◆ **Directions for this task**:
Repeat every line below exactly, word for word.

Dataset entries
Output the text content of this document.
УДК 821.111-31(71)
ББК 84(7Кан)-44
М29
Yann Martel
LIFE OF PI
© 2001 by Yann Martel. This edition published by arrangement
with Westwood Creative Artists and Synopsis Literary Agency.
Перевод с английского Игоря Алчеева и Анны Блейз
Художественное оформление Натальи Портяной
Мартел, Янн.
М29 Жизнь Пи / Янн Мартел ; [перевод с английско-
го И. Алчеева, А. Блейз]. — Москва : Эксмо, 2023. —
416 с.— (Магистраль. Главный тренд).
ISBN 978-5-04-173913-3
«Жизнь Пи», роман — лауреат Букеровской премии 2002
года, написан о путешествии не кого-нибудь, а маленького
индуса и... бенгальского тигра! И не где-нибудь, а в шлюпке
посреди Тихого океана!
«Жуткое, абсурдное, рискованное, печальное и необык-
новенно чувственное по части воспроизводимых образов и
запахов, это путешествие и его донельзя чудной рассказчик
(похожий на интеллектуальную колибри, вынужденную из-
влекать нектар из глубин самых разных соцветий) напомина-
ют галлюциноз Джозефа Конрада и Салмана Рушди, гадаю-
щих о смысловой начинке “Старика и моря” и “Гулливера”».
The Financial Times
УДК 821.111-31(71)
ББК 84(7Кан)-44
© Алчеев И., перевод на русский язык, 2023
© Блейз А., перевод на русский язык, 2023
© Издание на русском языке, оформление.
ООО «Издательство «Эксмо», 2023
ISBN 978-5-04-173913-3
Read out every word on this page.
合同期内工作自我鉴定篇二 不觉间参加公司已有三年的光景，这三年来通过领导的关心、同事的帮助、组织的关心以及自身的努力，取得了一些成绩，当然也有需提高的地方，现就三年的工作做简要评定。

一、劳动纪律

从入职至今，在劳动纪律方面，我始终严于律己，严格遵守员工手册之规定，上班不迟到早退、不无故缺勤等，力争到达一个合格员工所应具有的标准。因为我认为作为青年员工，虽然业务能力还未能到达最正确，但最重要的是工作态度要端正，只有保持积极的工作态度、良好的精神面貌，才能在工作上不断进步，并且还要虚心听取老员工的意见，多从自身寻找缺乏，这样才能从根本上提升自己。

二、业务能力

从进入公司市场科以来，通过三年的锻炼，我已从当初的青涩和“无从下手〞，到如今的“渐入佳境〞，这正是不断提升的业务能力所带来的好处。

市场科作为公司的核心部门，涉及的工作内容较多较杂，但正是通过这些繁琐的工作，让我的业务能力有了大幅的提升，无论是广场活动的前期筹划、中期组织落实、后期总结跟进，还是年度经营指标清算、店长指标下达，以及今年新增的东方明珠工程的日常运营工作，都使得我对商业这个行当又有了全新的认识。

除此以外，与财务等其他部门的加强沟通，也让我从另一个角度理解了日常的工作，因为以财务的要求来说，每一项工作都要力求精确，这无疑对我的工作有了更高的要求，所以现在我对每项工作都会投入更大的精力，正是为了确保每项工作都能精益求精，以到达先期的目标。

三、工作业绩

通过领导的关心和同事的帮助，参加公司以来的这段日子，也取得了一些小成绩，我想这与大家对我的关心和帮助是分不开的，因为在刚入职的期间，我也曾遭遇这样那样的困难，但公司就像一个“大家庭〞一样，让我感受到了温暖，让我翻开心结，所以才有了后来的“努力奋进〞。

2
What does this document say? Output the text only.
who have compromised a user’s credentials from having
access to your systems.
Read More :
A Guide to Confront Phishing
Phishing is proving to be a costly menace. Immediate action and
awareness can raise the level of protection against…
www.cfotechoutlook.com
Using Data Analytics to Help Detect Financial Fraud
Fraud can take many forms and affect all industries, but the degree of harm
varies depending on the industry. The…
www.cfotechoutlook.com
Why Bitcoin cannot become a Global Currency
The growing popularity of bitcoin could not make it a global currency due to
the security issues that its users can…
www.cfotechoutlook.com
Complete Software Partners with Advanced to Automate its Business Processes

◆ **Completed task**:
Output the text content of this document.
УДК 821.111-31(71)
ББК 84(7Кан)-44
М29
Yann Martel
LIFE OF PI
© 2001 by Yann Martel. This edition published by arrangement
with Westwood Creative Artists and Synopsis Literary Agency.
Перевод с английского Игоря Алчеева и Анны Блейз
Художественное оформление Натальи Портяной
Мартел, Янн.
М29 Жизнь Пи / Янн Мартел ; [перевод с английско-
го И. Алчеева, А. Блейз]. — Москва : Эксмо, 2023. —
416 с.— (Магистраль. Главный тренд).
ISBN 978-5-04-173913-3
«Жизнь Пи», роман — лауреат Букеровской премии 2002
года, написан о путешествии не кого-нибудь, а маленького
индуса и... бенгальского тигра! И не где-нибудь, а в шлюпке
посреди Тихого океана!
«Жуткое, абсурдное, рискованное, печальное и необык-
новенно чувственное по части воспроизводимых образов и
запахов, это путешествие и его донельзя чудной рассказчик
(похожий на интеллектуальную колибри, вынужденную из-
влекать нектар из глубин самых разных соцветий) напомина-
ют галлюциноз Джозефа Конрада и Салмана Рушди, гадаю-
щих о смысловой начинке “Старика и моря” и “Гулливера”».
The Financial Times
УДК 821.111-31(71)
ББК 84(7Кан)-44
© Алчеев И., перевод на русский язык, 2023
© Блейз А., перевод на русский язык, 2023
© Издание на русском языке, оформление.
ООО «Издательство «Эксмо», 2023
ISBN 978-5-04-173913-3
Read out every word on this page.
合同期内工作自我鉴定篇二 不觉间参加公司已有三年的光景，这三年来通过领导的关心、同事的帮助、组织的关心以及自身的努力，取得了一些成绩，当然也有需提高的地方，现就三年的工作做简要评定。

一、劳动纪律

从入职至今，在劳动纪律方面，我始终严于律己，严格遵守员工手册之规定，上班不迟到早退、不无故缺勤等，力争到达一个合格员工所应具有的标准。因为我认为作为青年员工，虽然业务能力还未能到达最正确，但最重要的是工作态度要端正，只有保持积极的工作态度、良好的精神面貌，才能在工作上不断进步，并且还要虚心听取老员工的意见，多从自身寻找缺乏，这样才能从根本上提升自己。

二、业务能力

从进入公司市场科以来，通过三年的锻炼，我已从当初的青涩和“无从下手〞，到如今的“渐入佳境〞，这正是不断提升的业务能力所带来的好处。

市场科作为公司的核心部门，涉及的工作内容较多较杂，但正是通过这些繁琐的工作，让我的业务能力有了大幅的提升，无论是广场活动的前期筹划、中期组织落实、后期总结跟进，还是年度经营指标清算、店长指标下达，以及今年新增的东方明珠工程的日常运营工作，都使得我对商业这个行当又有了全新的认识。

除此以外，与财务等其他部门的加强沟通，也让我从另一个角度理解了日常的工作，因为以财务的要求来说，每一项工作都要力求精确，这无疑对我的工作有了更高的要求，所以现在我对每项工作都会投入更大的精力，正是为了确保每项工作都能精益求精，以到达先期的目标。

三、工作业绩

通过领导的关心和同事的帮助，参加公司以来的这段日子，也取得了一些小成绩，我想这与大家对我的关心和帮助是分不开的，因为在刚入职的期间，我也曾遭遇这样那样的困难，但公司就像一个“大家庭〞一样，让我感受到了温暖，让我翻开心结，所以才有了后来的“努力奋进〞。

2
What does this document say? Output the text only.
who have compromised a user’s credentials from having
access to your systems.
Read More :
A Guide to Confront Phishing
Phishing is proving to be a costly menace. Immediate action and
awareness can raise the level of protection against…
www.cfotechoutlook.com
Using Data Analytics to Help Detect Financial Fraud
Fraud can take many forms and affect all industries, but the degree of harm
varies depending on the industry. The…
www.cfotechoutlook.com
Why Bitcoin cannot become a Global Currency
The growing popularity of bitcoin could not make it a global currency due to
the security issues that its users can…
www.cfotechoutlook.com
Complete Software Partners with Advanced to Automate its Business Processes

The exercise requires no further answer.